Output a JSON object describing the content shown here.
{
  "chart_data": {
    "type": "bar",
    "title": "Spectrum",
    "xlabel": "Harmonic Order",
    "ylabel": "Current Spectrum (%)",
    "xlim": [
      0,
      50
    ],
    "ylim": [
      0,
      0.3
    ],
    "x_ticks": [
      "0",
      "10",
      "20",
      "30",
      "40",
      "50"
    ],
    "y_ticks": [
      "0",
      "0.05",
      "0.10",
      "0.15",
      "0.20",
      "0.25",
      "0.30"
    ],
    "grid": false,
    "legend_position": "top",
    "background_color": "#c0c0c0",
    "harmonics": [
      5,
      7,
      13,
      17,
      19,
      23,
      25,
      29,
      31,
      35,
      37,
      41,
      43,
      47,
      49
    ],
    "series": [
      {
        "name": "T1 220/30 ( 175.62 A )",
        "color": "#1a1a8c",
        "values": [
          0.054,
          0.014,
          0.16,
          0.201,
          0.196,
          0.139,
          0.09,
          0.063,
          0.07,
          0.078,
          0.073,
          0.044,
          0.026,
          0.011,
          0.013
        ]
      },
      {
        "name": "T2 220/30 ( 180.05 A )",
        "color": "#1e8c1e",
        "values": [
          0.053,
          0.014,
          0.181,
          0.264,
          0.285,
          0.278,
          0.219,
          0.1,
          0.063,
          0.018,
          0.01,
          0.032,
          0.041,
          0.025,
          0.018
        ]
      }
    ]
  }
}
# # #
Your instructions: Of the lines in the entries above, how many include "Spectrum"? Only the number should be given.

Answer for this exercise: 2